--- EXERCISE MATERIALS ---
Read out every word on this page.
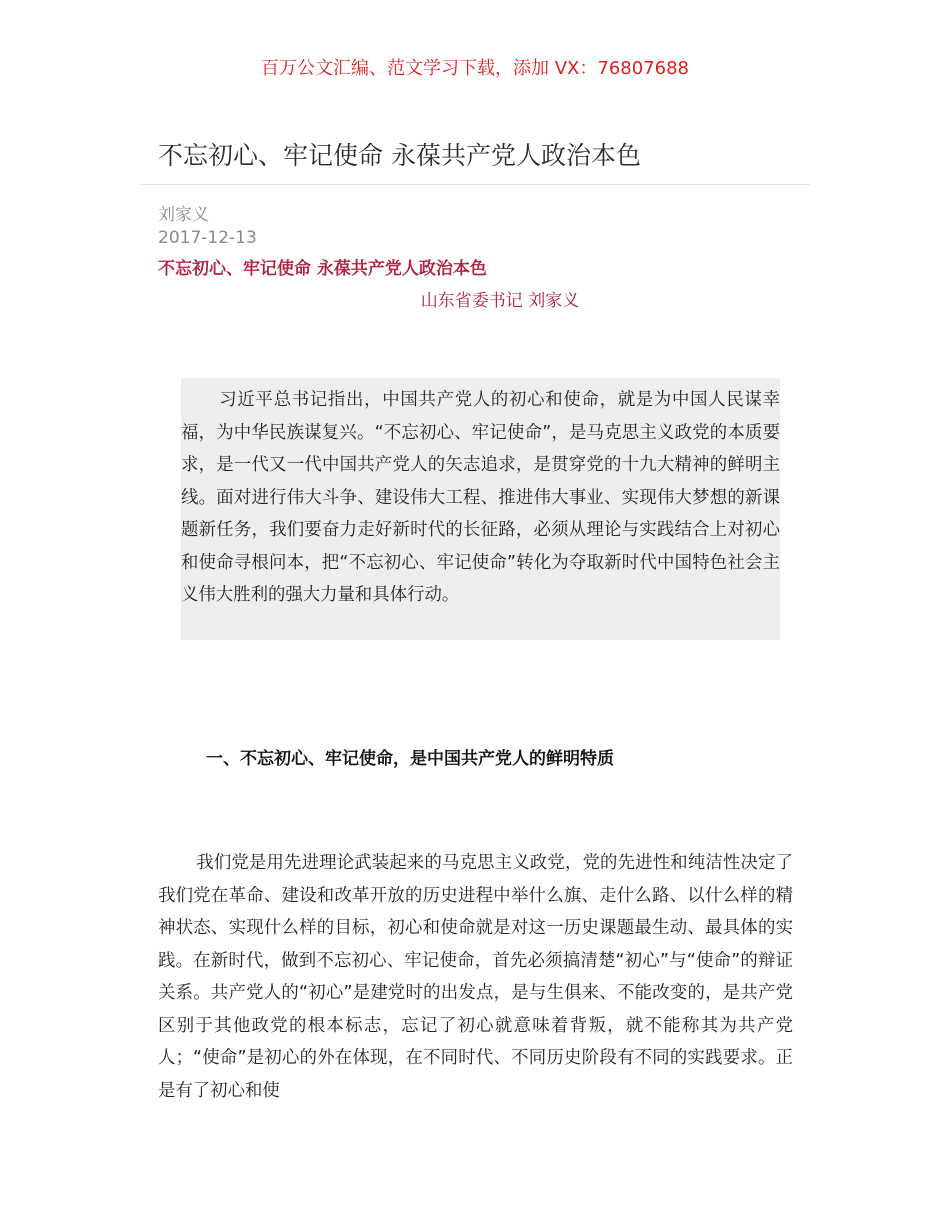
百万公文汇编、范文学习下载，添加 VX：76807688
不忘初心、牢记使命 永葆共产党人政治本色
刘家义
2017-12-13
不忘初心、牢记使命 永葆共产党人政治本色
山东省委书记 刘家义

习近平总书记指出，中国共产党人的初心和使命，就是为中国人民谋幸福，为中华民族谋复兴。“不忘初心、牢记使命”，是马克思主义政党的本质要求，是一代又一代中国共产党人的矢志追求，是贯穿党的十九大精神的鲜明主线。面对进行伟大斗争、建设伟大工程、推进伟大事业、实现伟大梦想的新课题新任务，我们要奋力走好新时代的长征路，必须从理论与实践结合上对初心和使命寻根问本，把“不忘初心、牢记使命”转化为夺取新时代中国特色社会主义伟大胜利的强大力量和具体行动。

一、不忘初心、牢记使命，是中国共产党人的鲜明特质

我们党是用先进理论武装起来的马克思主义政党，党的先进性和纯洁性决定了我们党在革命、建设和改革开放的历史进程中举什么旗、走什么路、以什么样的精神状态、实现什么样的目标，初心和使命就是对这一历史课题最生动、最具体的实践。在新时代，做到不忘初心、牢记使命，首先必须搞清楚“初心”与“使命”的辩证关系。共产党人的“初心”是建党时的出发点，是与生俱来、不能改变的，是共产党区别于其他政党的根本标志，忘记了初心就意味着背叛，就不能称其为共产党人；“使命”是初心的外在体现，在不同时代、不同历史阶段有不同的实践要求。正是有了初心和使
---
**STATED GOAL:** Copy out the data above exactly, except the pictures.

**EXERCISE SOLUTION:**
Read out every word on this page.
百万公文汇编、范文学习下载，添加 VX：76807688
不忘初心、牢记使命 永葆共产党人政治本色
刘家义
2017-12-13
不忘初心、牢记使命 永葆共产党人政治本色
山东省委书记 刘家义

习近平总书记指出，中国共产党人的初心和使命，就是为中国人民谋幸福，为中华民族谋复兴。“不忘初心、牢记使命”，是马克思主义政党的本质要求，是一代又一代中国共产党人的矢志追求，是贯穿党的十九大精神的鲜明主线。面对进行伟大斗争、建设伟大工程、推进伟大事业、实现伟大梦想的新课题新任务，我们要奋力走好新时代的长征路，必须从理论与实践结合上对初心和使命寻根问本，把“不忘初心、牢记使命”转化为夺取新时代中国特色社会主义伟大胜利的强大力量和具体行动。

一、不忘初心、牢记使命，是中国共产党人的鲜明特质

我们党是用先进理论武装起来的马克思主义政党，党的先进性和纯洁性决定了我们党在革命、建设和改革开放的历史进程中举什么旗、走什么路、以什么样的精神状态、实现什么样的目标，初心和使命就是对这一历史课题最生动、最具体的实践。在新时代，做到不忘初心、牢记使命，首先必须搞清楚“初心”与“使命”的辩证关系。共产党人的“初心”是建党时的出发点，是与生俱来、不能改变的，是共产党区别于其他政党的根本标志，忘记了初心就意味着背叛，就不能称其为共产党人；“使命”是初心的外在体现，在不同时代、不同历史阶段有不同的实践要求。正是有了初心和使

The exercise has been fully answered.